*Your goal*: Reproduce every line of the listing below without changing a single character.

★ ★ ★

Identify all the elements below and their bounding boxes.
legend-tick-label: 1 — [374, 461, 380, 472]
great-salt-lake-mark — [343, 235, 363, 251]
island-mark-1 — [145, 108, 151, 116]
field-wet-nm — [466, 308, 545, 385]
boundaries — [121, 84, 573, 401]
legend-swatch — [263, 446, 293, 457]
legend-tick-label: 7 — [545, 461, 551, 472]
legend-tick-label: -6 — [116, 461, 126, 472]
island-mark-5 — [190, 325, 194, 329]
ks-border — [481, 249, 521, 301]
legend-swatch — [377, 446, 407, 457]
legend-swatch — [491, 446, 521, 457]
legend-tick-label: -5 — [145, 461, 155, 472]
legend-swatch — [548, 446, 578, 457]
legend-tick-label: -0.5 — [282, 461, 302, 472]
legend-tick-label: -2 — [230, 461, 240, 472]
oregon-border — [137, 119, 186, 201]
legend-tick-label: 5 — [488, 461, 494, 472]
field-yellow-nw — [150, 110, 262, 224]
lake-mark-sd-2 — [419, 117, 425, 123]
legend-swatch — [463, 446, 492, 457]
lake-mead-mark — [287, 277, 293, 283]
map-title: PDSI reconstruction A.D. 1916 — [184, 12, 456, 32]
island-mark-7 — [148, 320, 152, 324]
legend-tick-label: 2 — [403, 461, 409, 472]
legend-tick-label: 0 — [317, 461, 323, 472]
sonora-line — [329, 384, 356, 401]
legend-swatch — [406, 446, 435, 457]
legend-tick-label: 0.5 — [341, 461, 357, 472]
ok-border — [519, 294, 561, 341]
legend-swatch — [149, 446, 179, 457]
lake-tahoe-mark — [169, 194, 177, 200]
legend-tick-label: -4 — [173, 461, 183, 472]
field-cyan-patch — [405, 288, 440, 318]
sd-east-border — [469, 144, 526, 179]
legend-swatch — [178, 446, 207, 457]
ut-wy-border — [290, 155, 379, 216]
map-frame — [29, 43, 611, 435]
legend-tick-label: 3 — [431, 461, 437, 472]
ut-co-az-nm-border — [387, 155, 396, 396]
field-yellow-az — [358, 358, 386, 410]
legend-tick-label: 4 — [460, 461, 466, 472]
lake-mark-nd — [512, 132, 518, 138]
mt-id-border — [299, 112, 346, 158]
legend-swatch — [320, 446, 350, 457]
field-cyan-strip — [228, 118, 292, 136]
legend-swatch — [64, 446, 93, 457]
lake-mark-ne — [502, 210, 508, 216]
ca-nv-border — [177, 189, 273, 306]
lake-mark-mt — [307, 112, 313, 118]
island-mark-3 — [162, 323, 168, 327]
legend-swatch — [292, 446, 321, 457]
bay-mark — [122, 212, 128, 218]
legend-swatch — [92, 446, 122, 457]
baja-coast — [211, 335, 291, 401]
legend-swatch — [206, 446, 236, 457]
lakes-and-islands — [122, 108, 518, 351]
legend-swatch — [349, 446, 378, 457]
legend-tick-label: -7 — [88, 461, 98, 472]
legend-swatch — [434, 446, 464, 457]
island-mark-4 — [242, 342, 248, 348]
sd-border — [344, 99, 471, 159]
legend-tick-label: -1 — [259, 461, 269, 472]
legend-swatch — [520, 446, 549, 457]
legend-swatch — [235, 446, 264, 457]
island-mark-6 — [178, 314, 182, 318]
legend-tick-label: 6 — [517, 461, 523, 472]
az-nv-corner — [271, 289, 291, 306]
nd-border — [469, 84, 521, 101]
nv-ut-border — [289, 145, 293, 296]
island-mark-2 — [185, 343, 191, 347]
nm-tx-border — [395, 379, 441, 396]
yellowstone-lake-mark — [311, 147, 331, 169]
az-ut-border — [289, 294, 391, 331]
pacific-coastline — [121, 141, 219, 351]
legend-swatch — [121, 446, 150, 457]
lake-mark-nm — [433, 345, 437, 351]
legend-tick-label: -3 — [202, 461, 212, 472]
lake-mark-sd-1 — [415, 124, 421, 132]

★ ★ ★

*Finished answer*:
Identify all the elements below and their bounding boxes.
legend-tick-label: 1 — [374, 461, 380, 472]
great-salt-lake-mark — [343, 235, 363, 251]
island-mark-1 — [145, 108, 151, 116]
field-wet-nm — [466, 308, 545, 385]
boundaries — [121, 84, 573, 401]
legend-swatch — [263, 446, 293, 457]
legend-tick-label: 7 — [545, 461, 551, 472]
legend-tick-label: -6 — [116, 461, 126, 472]
island-mark-5 — [190, 325, 194, 329]
ks-border — [481, 249, 521, 301]
legend-swatch — [377, 446, 407, 457]
legend-swatch — [491, 446, 521, 457]
legend-tick-label: -5 — [145, 461, 155, 472]
legend-swatch — [548, 446, 578, 457]
legend-tick-label: -0.5 — [282, 461, 302, 472]
legend-tick-label: -2 — [230, 461, 240, 472]
oregon-border — [137, 119, 186, 201]
legend-tick-label: 5 — [488, 461, 494, 472]
field-yellow-nw — [150, 110, 262, 224]
lake-mark-sd-2 — [419, 117, 425, 123]
legend-swatch — [463, 446, 492, 457]
lake-mead-mark — [287, 277, 293, 283]
map-title: PDSI reconstruction A.D. 1916 — [184, 12, 456, 32]
island-mark-7 — [148, 320, 152, 324]
legend-tick-label: 2 — [403, 461, 409, 472]
legend-tick-label: 0 — [317, 461, 323, 472]
sonora-line — [329, 384, 356, 401]
legend-swatch — [406, 446, 435, 457]
legend-tick-label: 0.5 — [341, 461, 357, 472]
ok-border — [519, 294, 561, 341]
legend-swatch — [149, 446, 179, 457]
lake-tahoe-mark — [169, 194, 177, 200]
legend-tick-label: -4 — [173, 461, 183, 472]
field-cyan-patch — [405, 288, 440, 318]
sd-east-border — [469, 144, 526, 179]
legend-swatch — [178, 446, 207, 457]
ut-wy-border — [290, 155, 379, 216]
map-frame — [29, 43, 611, 435]
legend-tick-label: 3 — [431, 461, 437, 472]
ut-co-az-nm-border — [387, 155, 396, 396]
field-yellow-az — [358, 358, 386, 410]
legend-tick-label: 4 — [460, 461, 466, 472]
lake-mark-nd — [512, 132, 518, 138]
mt-id-border — [299, 112, 346, 158]
legend-swatch — [320, 446, 350, 457]
field-cyan-strip — [228, 118, 292, 136]
legend-swatch — [64, 446, 93, 457]
lake-mark-ne — [502, 210, 508, 216]
ca-nv-border — [177, 189, 273, 306]
lake-mark-mt — [307, 112, 313, 118]
island-mark-3 — [162, 323, 168, 327]
legend-swatch — [292, 446, 321, 457]
bay-mark — [122, 212, 128, 218]
legend-swatch — [92, 446, 122, 457]
baja-coast — [211, 335, 291, 401]
legend-swatch — [206, 446, 236, 457]
lakes-and-islands — [122, 108, 518, 351]
legend-swatch — [349, 446, 378, 457]
legend-tick-label: -7 — [88, 461, 98, 472]
legend-swatch — [434, 446, 464, 457]
island-mark-4 — [242, 342, 248, 348]
sd-border — [344, 99, 471, 159]
legend-tick-label: -1 — [259, 461, 269, 472]
legend-swatch — [520, 446, 549, 457]
legend-swatch — [235, 446, 264, 457]
island-mark-6 — [178, 314, 182, 318]
legend-tick-label: 6 — [517, 461, 523, 472]
az-nv-corner — [271, 289, 291, 306]
nd-border — [469, 84, 521, 101]
nv-ut-border — [289, 145, 293, 296]
island-mark-2 — [185, 343, 191, 347]
nm-tx-border — [395, 379, 441, 396]
yellowstone-lake-mark — [311, 147, 331, 169]
az-ut-border — [289, 294, 391, 331]
pacific-coastline — [121, 141, 219, 351]
legend-swatch — [121, 446, 150, 457]
lake-mark-nm — [433, 345, 437, 351]
legend-tick-label: -3 — [202, 461, 212, 472]
lake-mark-sd-1 — [415, 124, 421, 132]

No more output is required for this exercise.